▸ What you need to do
Track down the lines that contain "name" and copy them.

════════

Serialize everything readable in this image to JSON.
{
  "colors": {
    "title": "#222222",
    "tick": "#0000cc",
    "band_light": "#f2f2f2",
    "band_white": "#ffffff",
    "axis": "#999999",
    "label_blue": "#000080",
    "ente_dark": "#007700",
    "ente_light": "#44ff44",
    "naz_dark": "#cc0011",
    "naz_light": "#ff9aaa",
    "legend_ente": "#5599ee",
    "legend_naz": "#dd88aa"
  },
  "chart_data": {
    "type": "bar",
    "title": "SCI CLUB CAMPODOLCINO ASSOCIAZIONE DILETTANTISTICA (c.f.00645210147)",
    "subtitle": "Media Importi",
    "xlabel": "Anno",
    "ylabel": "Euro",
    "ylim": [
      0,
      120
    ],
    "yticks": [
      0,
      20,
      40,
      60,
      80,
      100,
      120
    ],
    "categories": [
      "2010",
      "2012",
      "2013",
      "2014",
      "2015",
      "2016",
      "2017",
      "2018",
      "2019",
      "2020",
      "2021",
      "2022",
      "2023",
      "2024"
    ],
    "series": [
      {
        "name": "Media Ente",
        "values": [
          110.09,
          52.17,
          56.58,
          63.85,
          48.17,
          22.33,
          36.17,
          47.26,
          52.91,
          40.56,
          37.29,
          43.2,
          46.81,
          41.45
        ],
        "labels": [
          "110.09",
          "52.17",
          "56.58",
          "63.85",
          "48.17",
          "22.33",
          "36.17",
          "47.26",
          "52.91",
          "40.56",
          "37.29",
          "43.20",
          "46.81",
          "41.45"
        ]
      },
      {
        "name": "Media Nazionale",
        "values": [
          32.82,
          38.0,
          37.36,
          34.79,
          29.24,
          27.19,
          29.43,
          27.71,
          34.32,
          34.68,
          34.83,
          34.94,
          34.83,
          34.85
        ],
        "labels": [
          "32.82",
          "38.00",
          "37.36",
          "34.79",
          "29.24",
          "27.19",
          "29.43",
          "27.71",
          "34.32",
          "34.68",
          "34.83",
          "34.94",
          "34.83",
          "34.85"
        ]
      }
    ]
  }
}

════════

▸ Output below
        "name": "Media Ente",
        "name": "Media Nazionale",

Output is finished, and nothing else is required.